** begin Source material **
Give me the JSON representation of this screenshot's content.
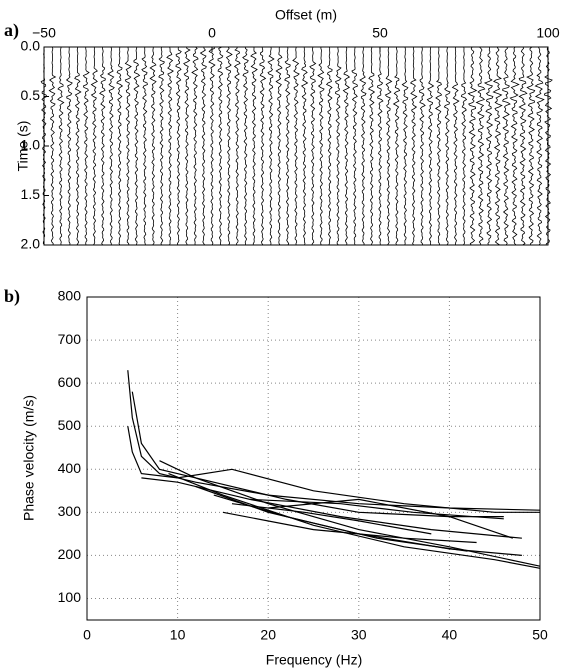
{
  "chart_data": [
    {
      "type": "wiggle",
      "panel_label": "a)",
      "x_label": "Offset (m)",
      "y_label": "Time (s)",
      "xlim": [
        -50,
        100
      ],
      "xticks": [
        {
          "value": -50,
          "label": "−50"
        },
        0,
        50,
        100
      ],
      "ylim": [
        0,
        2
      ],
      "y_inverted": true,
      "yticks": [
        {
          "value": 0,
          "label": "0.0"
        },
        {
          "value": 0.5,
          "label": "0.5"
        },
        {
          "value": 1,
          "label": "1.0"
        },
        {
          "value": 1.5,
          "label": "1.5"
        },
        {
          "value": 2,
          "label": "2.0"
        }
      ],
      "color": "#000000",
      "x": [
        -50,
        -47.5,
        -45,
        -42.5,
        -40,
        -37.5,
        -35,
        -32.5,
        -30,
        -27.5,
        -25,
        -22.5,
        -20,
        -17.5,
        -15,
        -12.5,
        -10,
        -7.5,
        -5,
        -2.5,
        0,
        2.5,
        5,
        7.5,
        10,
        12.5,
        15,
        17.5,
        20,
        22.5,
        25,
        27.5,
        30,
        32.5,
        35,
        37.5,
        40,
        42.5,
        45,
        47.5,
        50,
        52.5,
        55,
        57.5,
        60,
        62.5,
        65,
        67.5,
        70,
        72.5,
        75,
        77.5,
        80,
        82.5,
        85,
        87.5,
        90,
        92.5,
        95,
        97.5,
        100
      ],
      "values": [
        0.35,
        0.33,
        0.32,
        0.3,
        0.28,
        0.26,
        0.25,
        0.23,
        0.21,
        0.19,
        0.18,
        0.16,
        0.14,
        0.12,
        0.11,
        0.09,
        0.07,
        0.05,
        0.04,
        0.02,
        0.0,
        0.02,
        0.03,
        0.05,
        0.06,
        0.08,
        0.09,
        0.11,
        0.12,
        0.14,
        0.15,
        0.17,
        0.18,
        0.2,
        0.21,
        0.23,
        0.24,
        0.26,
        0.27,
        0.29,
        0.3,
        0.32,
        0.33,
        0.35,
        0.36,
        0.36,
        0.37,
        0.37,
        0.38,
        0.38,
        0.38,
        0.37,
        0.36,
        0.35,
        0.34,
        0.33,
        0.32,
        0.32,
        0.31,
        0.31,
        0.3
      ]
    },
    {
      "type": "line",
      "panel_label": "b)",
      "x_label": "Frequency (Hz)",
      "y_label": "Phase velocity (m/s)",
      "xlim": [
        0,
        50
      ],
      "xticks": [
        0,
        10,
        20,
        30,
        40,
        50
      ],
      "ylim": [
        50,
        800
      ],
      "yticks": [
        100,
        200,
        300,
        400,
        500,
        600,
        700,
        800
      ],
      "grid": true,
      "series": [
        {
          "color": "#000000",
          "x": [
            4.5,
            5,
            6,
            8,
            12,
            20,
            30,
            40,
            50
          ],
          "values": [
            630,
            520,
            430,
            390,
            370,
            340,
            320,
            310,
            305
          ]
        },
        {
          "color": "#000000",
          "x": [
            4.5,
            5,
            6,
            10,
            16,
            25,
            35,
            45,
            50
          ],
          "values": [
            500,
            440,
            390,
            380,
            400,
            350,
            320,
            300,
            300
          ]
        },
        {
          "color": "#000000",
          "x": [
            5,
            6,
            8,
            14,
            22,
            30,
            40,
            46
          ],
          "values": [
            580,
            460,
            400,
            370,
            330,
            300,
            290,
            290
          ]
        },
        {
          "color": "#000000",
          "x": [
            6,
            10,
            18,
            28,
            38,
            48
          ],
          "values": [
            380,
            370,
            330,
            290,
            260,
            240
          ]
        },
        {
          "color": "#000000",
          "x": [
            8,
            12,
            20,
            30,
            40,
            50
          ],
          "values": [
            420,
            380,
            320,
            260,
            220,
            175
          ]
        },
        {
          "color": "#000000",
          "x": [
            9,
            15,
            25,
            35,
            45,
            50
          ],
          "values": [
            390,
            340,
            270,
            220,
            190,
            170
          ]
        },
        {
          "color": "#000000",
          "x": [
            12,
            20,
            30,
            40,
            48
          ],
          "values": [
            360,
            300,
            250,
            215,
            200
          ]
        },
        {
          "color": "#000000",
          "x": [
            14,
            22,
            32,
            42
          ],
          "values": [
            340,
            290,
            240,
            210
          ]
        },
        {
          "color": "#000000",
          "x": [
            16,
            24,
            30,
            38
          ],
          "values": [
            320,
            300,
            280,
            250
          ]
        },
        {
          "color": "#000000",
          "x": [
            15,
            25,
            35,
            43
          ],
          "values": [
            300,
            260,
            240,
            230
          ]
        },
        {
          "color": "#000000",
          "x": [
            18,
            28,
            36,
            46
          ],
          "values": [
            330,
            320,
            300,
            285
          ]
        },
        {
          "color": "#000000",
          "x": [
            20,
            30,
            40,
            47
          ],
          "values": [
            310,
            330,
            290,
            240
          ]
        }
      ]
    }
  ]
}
** end Source material **
** begin Source material **
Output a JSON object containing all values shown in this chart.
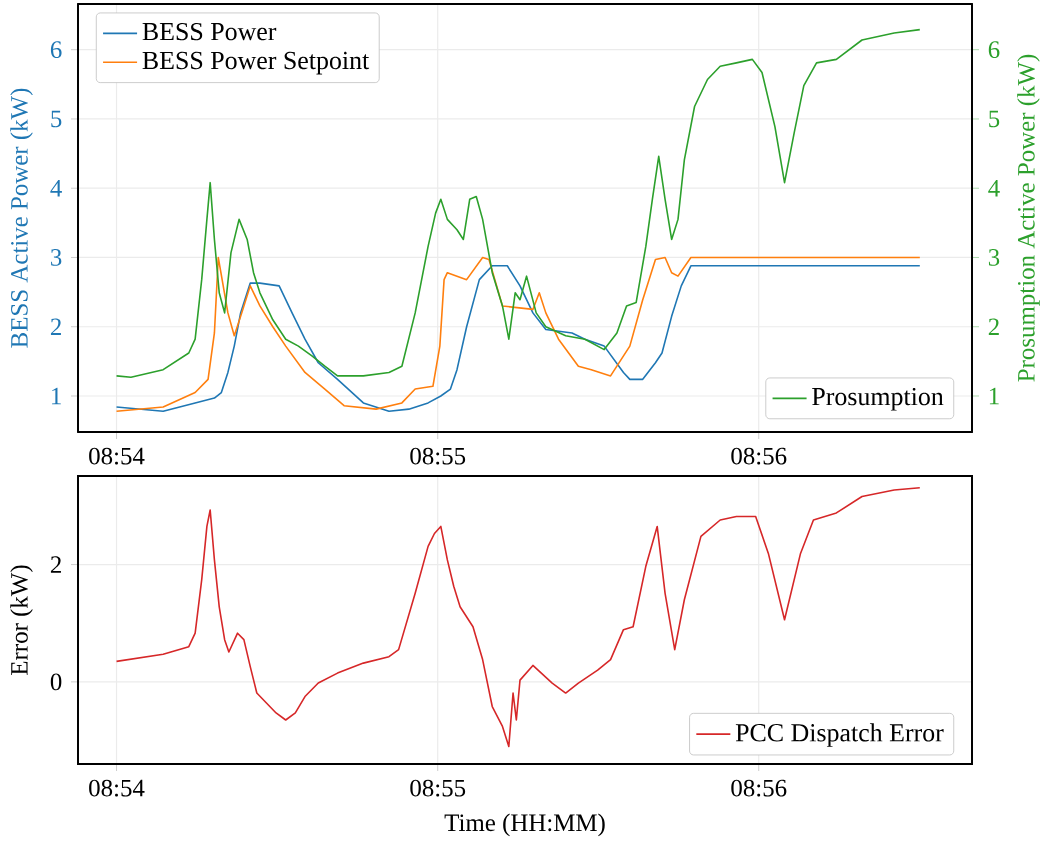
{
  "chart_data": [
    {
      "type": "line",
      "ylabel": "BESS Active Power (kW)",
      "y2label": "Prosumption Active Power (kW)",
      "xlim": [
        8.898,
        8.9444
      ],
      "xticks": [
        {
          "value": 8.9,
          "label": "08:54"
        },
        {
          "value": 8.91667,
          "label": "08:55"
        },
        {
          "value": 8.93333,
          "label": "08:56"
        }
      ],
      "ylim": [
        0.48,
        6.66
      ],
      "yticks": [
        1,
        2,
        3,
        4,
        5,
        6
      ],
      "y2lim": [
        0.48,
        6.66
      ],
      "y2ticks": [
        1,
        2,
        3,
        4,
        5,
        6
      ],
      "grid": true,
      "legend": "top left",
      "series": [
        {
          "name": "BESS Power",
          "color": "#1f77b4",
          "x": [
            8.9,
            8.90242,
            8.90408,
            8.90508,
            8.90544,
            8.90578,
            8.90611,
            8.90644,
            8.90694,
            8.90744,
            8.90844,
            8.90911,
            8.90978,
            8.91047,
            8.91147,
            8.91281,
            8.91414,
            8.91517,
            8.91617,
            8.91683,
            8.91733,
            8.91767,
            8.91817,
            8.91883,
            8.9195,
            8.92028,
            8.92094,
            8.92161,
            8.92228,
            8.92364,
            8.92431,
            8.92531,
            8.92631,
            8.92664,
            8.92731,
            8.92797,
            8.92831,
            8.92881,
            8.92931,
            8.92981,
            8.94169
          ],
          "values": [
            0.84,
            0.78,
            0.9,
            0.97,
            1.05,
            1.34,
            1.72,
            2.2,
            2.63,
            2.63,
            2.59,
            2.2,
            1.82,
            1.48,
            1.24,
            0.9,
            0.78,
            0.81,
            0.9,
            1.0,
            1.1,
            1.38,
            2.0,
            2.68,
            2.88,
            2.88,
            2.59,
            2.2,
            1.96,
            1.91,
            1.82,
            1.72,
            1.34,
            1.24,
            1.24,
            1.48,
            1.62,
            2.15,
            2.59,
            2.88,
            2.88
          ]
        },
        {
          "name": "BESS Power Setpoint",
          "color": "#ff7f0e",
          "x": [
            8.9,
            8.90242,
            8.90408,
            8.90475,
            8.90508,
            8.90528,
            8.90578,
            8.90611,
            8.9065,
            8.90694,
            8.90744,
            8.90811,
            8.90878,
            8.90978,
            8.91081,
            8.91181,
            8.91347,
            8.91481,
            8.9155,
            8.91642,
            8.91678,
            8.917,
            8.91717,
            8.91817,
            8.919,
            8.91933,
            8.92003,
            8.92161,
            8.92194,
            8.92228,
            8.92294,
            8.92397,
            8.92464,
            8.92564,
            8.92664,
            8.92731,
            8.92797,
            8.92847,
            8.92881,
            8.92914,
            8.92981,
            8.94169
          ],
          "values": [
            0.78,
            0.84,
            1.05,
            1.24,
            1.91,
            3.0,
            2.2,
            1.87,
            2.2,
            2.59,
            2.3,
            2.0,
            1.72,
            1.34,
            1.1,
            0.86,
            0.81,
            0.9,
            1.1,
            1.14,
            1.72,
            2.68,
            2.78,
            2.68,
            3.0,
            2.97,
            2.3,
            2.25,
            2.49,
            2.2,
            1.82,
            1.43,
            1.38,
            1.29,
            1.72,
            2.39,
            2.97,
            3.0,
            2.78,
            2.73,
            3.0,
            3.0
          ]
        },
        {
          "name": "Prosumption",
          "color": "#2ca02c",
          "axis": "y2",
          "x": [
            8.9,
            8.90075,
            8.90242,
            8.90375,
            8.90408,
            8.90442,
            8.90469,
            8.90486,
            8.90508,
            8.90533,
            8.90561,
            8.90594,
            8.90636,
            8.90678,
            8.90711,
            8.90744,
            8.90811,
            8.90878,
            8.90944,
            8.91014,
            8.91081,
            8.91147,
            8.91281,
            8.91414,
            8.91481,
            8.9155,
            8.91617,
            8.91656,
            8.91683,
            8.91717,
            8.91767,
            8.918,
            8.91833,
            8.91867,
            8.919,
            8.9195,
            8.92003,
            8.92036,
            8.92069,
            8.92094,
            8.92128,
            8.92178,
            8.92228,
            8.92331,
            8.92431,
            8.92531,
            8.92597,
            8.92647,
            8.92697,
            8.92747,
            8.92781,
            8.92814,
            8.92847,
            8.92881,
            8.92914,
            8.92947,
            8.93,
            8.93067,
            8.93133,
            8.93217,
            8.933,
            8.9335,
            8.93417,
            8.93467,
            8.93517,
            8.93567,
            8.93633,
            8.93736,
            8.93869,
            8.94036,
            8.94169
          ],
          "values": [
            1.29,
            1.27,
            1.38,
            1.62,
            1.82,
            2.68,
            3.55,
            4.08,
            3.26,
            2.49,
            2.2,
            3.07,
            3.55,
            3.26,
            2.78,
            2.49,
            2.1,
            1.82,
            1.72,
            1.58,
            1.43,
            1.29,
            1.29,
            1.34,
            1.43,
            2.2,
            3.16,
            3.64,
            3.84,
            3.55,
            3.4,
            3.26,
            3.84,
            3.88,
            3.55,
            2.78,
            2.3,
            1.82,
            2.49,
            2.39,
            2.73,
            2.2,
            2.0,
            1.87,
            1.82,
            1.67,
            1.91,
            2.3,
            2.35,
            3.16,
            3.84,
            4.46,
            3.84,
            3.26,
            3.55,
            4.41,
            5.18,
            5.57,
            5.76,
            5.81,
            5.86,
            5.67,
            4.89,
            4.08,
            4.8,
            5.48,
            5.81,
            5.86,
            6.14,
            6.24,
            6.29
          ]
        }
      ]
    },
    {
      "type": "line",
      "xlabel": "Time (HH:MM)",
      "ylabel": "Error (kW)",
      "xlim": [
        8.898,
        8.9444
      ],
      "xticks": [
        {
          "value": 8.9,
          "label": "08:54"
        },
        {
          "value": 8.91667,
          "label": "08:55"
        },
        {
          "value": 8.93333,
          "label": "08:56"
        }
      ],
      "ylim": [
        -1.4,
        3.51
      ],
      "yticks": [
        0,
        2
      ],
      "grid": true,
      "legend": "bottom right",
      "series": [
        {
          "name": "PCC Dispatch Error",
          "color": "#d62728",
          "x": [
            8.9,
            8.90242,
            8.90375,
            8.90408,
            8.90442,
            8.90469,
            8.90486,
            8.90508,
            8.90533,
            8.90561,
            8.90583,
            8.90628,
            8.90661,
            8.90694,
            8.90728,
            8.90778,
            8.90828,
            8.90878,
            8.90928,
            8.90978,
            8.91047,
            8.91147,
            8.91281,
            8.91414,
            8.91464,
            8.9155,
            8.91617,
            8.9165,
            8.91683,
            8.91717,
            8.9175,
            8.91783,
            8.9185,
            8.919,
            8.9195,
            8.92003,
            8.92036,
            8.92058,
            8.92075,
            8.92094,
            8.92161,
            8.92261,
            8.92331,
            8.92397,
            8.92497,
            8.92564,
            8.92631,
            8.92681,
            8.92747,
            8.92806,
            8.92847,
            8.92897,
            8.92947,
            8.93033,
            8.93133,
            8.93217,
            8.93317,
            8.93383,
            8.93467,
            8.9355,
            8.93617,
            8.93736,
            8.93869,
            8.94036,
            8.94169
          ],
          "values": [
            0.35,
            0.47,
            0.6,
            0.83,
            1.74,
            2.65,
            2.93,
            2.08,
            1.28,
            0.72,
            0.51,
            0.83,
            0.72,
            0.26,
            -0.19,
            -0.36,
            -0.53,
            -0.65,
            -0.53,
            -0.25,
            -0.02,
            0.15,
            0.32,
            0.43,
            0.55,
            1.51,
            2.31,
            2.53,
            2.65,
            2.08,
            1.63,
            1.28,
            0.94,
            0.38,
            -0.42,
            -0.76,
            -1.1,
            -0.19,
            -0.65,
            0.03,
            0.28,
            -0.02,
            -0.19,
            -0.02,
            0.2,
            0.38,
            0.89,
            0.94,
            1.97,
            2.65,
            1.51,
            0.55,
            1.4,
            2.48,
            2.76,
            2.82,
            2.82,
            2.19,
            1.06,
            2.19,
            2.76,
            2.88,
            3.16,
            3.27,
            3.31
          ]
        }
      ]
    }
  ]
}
** end Source material **
--- Task ---
Exactly how many lines contain "legend"? State the number and nothing else.

--- Output for this exercise ---
2